### Request
Omit the pictures, then reproduce every remaining record exactly.

### Provided entries
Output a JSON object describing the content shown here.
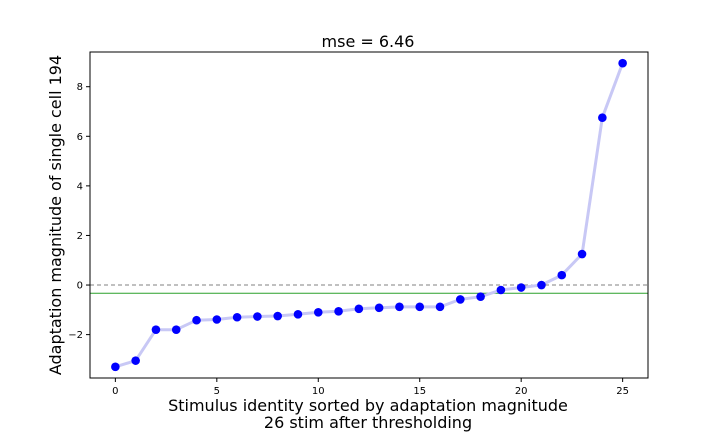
{
  "chart_data": {
    "type": "line",
    "title": "mse = 6.46",
    "xlabel_line1": "Stimulus identity sorted by adaptation magnitude",
    "xlabel_line2": "26 stim after thresholding",
    "ylabel": "Adaptation magnitude of single cell 194",
    "xlim": [
      -1.25,
      26.25
    ],
    "ylim": [
      -3.75,
      9.4
    ],
    "xticks": [
      0,
      5,
      10,
      15,
      20,
      25
    ],
    "yticks": [
      -2,
      0,
      2,
      4,
      6,
      8
    ],
    "grid": false,
    "series": [
      {
        "x": [
          0,
          1,
          2,
          3,
          4,
          5,
          6,
          7,
          8,
          9,
          10,
          11,
          12,
          13,
          14,
          15,
          16,
          17,
          18,
          19,
          20,
          21,
          22,
          23,
          24,
          25
        ],
        "values": [
          -3.3,
          -3.05,
          -1.8,
          -1.8,
          -1.42,
          -1.39,
          -1.3,
          -1.27,
          -1.25,
          -1.18,
          -1.1,
          -1.06,
          -0.96,
          -0.92,
          -0.88,
          -0.88,
          -0.88,
          -0.58,
          -0.47,
          -0.2,
          -0.1,
          0.0,
          0.4,
          1.25,
          6.75,
          8.95
        ],
        "marker_color": "#0000ff",
        "line_color": "#c8c8f5"
      }
    ],
    "reference_lines": [
      {
        "y": 0,
        "style": "dashed",
        "color": "#808080"
      },
      {
        "y": -0.33,
        "style": "solid",
        "color": "#2ca02c"
      }
    ]
  }
}
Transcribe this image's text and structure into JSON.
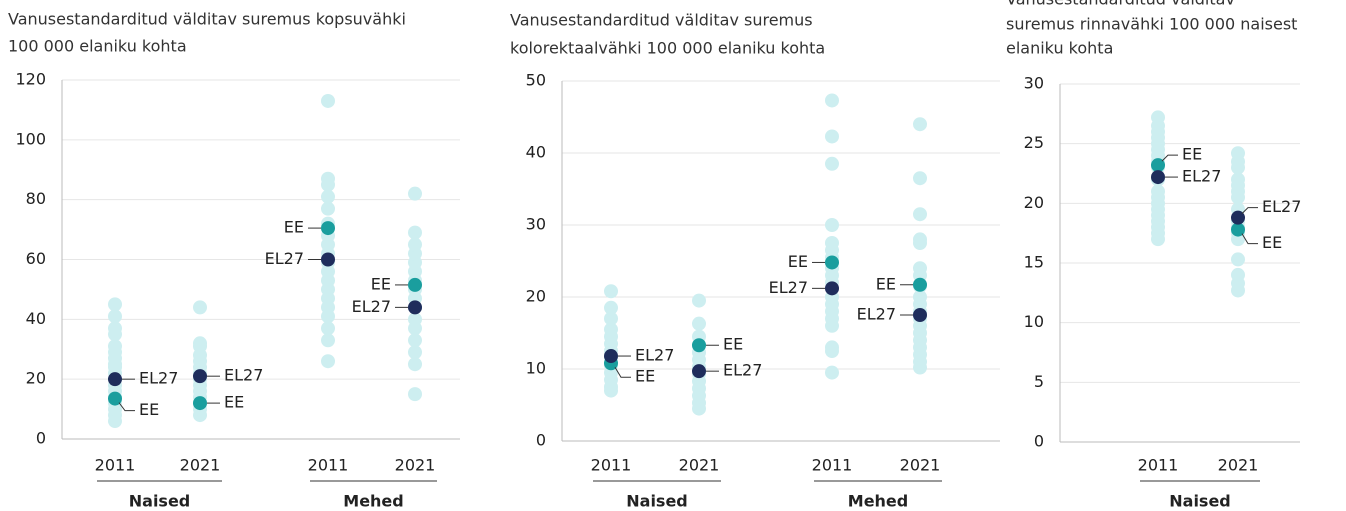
{
  "chart_data": [
    {
      "type": "strip",
      "title": [
        "Vanusestandarditud välditav suremus kopsuvähki",
        "100 000 elaniku kohta"
      ],
      "categories": [
        "2011",
        "2021",
        "2011",
        "2021"
      ],
      "groups": [
        "Naised",
        "Mehed"
      ],
      "ylim": [
        0,
        120
      ],
      "yticks": [
        0,
        20,
        40,
        60,
        80,
        100,
        120
      ],
      "grid": true,
      "series": [
        {
          "color": "#cdeef0",
          "values": [
            [
              6,
              8,
              10,
              12,
              14,
              16,
              18,
              20,
              22,
              24,
              25,
              27,
              29,
              31,
              35,
              37,
              41,
              45
            ],
            [
              8,
              10,
              12,
              14,
              16,
              18,
              20,
              22,
              24,
              26,
              28,
              31,
              32,
              44
            ],
            [
              26,
              33,
              37,
              41,
              44,
              47,
              50,
              53,
              56,
              59,
              62,
              65,
              68,
              72,
              77,
              81,
              85,
              87,
              113
            ],
            [
              15,
              25,
              29,
              33,
              37,
              40,
              44,
              47,
              50,
              53,
              56,
              59,
              62,
              65,
              69,
              82
            ]
          ]
        },
        {
          "name": "EE",
          "color": "#1a9e9e",
          "values": [
            13.5,
            12,
            70.5,
            51.5
          ]
        },
        {
          "name": "EL27",
          "color": "#1f2d5c",
          "values": [
            20,
            21,
            60,
            44
          ]
        }
      ]
    },
    {
      "type": "strip",
      "title": [
        "Vanusestandarditud välditav suremus",
        "kolorektaalvähki 100 000 elaniku kohta"
      ],
      "categories": [
        "2011",
        "2021",
        "2011",
        "2021"
      ],
      "groups": [
        "Naised",
        "Mehed"
      ],
      "ylim": [
        0,
        50
      ],
      "yticks": [
        0,
        10,
        20,
        30,
        40,
        50
      ],
      "grid": true,
      "series": [
        {
          "color": "#cdeef0",
          "values": [
            [
              7,
              7.5,
              8.5,
              9.5,
              10.5,
              11.5,
              12.5,
              13.5,
              14.5,
              15.5,
              17,
              18.5,
              20.8
            ],
            [
              4.5,
              5.3,
              6.3,
              7.3,
              8.3,
              9.3,
              10.3,
              11.3,
              12.3,
              13.3,
              14.5,
              16.3,
              19.5
            ],
            [
              9.5,
              12.5,
              13,
              16,
              17,
              18,
              19,
              20,
              22,
              23,
              24,
              25.5,
              26.5,
              27.5,
              30,
              38.5,
              42.3,
              47.3
            ],
            [
              10.2,
              11,
              12,
              13,
              14,
              15,
              16,
              17,
              18,
              19,
              20,
              21.5,
              23,
              24,
              27.5,
              28,
              31.5,
              36.5,
              44
            ]
          ]
        },
        {
          "name": "EE",
          "color": "#1a9e9e",
          "values": [
            10.8,
            13.3,
            24.8,
            21.7
          ]
        },
        {
          "name": "EL27",
          "color": "#1f2d5c",
          "values": [
            11.8,
            9.7,
            21.2,
            17.5
          ]
        }
      ]
    },
    {
      "type": "strip",
      "title": [
        "Vanusestandarditud välditav",
        "suremus rinnavähki 100 000 naisest",
        "elaniku kohta"
      ],
      "categories": [
        "2011",
        "2021"
      ],
      "groups": [
        "Naised"
      ],
      "ylim": [
        0,
        30
      ],
      "yticks": [
        0,
        5,
        10,
        15,
        20,
        25,
        30
      ],
      "grid": true,
      "series": [
        {
          "color": "#cdeef0",
          "values": [
            [
              17,
              17.5,
              18,
              18.5,
              19,
              19.5,
              20,
              20.5,
              21,
              22,
              23,
              23.5,
              24,
              24.5,
              25,
              25.5,
              26,
              26.5,
              27.2
            ],
            [
              12.7,
              13.3,
              14,
              15.3,
              17,
              17.5,
              18,
              18.5,
              19.5,
              20.5,
              21,
              21.5,
              22,
              23,
              23.5,
              24.2
            ]
          ]
        },
        {
          "name": "EE",
          "color": "#1a9e9e",
          "values": [
            23.2,
            17.8
          ]
        },
        {
          "name": "EL27",
          "color": "#1f2d5c",
          "values": [
            22.2,
            18.8
          ]
        }
      ]
    }
  ]
}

### Exercise answer
Output a JSON object describing the content shown here.
{
  "chart_data": {
    "type": "line",
    "title": "mse = 6.46",
    "xlabel_line1": "Stimulus identity sorted by adaptation magnitude",
    "xlabel_line2": "26 stim after thresholding",
    "ylabel": "Adaptation magnitude of single cell 194",
    "xlim": [
      -1.25,
      26.25
    ],
    "ylim": [
      -3.75,
      9.4
    ],
    "xticks": [
      0,
      5,
      10,
      15,
      20,
      25
    ],
    "yticks": [
      -2,
      0,
      2,
      4,
      6,
      8
    ],
    "grid": false,
    "series": [
      {
        "x": [
          0,
          1,
          2,
          3,
          4,
          5,
          6,
          7,
          8,
          9,
          10,
          11,
          12,
          13,
          14,
          15,
          16,
          17,
          18,
          19,
          20,
          21,
          22,
          23,
          24,
          25
        ],
        "values": [
          -3.3,
          -3.05,
          -1.8,
          -1.8,
          -1.42,
          -1.39,
          -1.3,
          -1.27,
          -1.25,
          -1.18,
          -1.1,
          -1.06,
          -0.96,
          -0.92,
          -0.88,
          -0.88,
          -0.88,
          -0.58,
          -0.47,
          -0.2,
          -0.1,
          0.0,
          0.4,
          1.25,
          6.75,
          8.95
        ],
        "marker_color": "#0000ff",
        "line_color": "#c8c8f5"
      }
    ],
    "reference_lines": [
      {
        "y": 0,
        "style": "dashed",
        "color": "#808080"
      },
      {
        "y": -0.33,
        "style": "solid",
        "color": "#2ca02c"
      }
    ]
  }
}
Transcribe this image's text and structure into JSON.
{
  "chart_data": [
    {
      "type": "strip",
      "title": [
        "Vanusestandarditud välditav suremus kopsuvähki",
        "100 000 elaniku kohta"
      ],
      "categories": [
        "2011",
        "2021",
        "2011",
        "2021"
      ],
      "groups": [
        "Naised",
        "Mehed"
      ],
      "ylim": [
        0,
        120
      ],
      "yticks": [
        0,
        20,
        40,
        60,
        80,
        100,
        120
      ],
      "grid": true,
      "series": [
        {
          "color": "#cdeef0",
          "values": [
            [
              6,
              8,
              10,
              12,
              14,
              16,
              18,
              20,
              22,
              24,
              25,
              27,
              29,
              31,
              35,
              37,
              41,
              45
            ],
            [
              8,
              10,
              12,
              14,
              16,
              18,
              20,
              22,
              24,
              26,
              28,
              31,
              32,
              44
            ],
            [
              26,
              33,
              37,
              41,
              44,
              47,
              50,
              53,
              56,
              59,
              62,
              65,
              68,
              72,
              77,
              81,
              85,
              87,
              113
            ],
            [
              15,
              25,
              29,
              33,
              37,
              40,
              44,
              47,
              50,
              53,
              56,
              59,
              62,
              65,
              69,
              82
            ]
          ]
        },
        {
          "name": "EE",
          "color": "#1a9e9e",
          "values": [
            13.5,
            12,
            70.5,
            51.5
          ]
        },
        {
          "name": "EL27",
          "color": "#1f2d5c",
          "values": [
            20,
            21,
            60,
            44
          ]
        }
      ]
    },
    {
      "type": "strip",
      "title": [
        "Vanusestandarditud välditav suremus",
        "kolorektaalvähki 100 000 elaniku kohta"
      ],
      "categories": [
        "2011",
        "2021",
        "2011",
        "2021"
      ],
      "groups": [
        "Naised",
        "Mehed"
      ],
      "ylim": [
        0,
        50
      ],
      "yticks": [
        0,
        10,
        20,
        30,
        40,
        50
      ],
      "grid": true,
      "series": [
        {
          "color": "#cdeef0",
          "values": [
            [
              7,
              7.5,
              8.5,
              9.5,
              10.5,
              11.5,
              12.5,
              13.5,
              14.5,
              15.5,
              17,
              18.5,
              20.8
            ],
            [
              4.5,
              5.3,
              6.3,
              7.3,
              8.3,
              9.3,
              10.3,
              11.3,
              12.3,
              13.3,
              14.5,
              16.3,
              19.5
            ],
            [
              9.5,
              12.5,
              13,
              16,
              17,
              18,
              19,
              20,
              22,
              23,
              24,
              25.5,
              26.5,
              27.5,
              30,
              38.5,
              42.3,
              47.3
            ],
            [
              10.2,
              11,
              12,
              13,
              14,
              15,
              16,
              17,
              18,
              19,
              20,
              21.5,
              23,
              24,
              27.5,
              28,
              31.5,
              36.5,
              44
            ]
          ]
        },
        {
          "name": "EE",
          "color": "#1a9e9e",
          "values": [
            10.8,
            13.3,
            24.8,
            21.7
          ]
        },
        {
          "name": "EL27",
          "color": "#1f2d5c",
          "values": [
            11.8,
            9.7,
            21.2,
            17.5
          ]
        }
      ]
    },
    {
      "type": "strip",
      "title": [
        "Vanusestandarditud välditav",
        "suremus rinnavähki 100 000 naisest",
        "elaniku kohta"
      ],
      "categories": [
        "2011",
        "2021"
      ],
      "groups": [
        "Naised"
      ],
      "ylim": [
        0,
        30
      ],
      "yticks": [
        0,
        5,
        10,
        15,
        20,
        25,
        30
      ],
      "grid": true,
      "series": [
        {
          "color": "#cdeef0",
          "values": [
            [
              17,
              17.5,
              18,
              18.5,
              19,
              19.5,
              20,
              20.5,
              21,
              22,
              23,
              23.5,
              24,
              24.5,
              25,
              25.5,
              26,
              26.5,
              27.2
            ],
            [
              12.7,
              13.3,
              14,
              15.3,
              17,
              17.5,
              18,
              18.5,
              19.5,
              20.5,
              21,
              21.5,
              22,
              23,
              23.5,
              24.2
            ]
          ]
        },
        {
          "name": "EE",
          "color": "#1a9e9e",
          "values": [
            23.2,
            17.8
          ]
        },
        {
          "name": "EL27",
          "color": "#1f2d5c",
          "values": [
            22.2,
            18.8
          ]
        }
      ]
    }
  ]
}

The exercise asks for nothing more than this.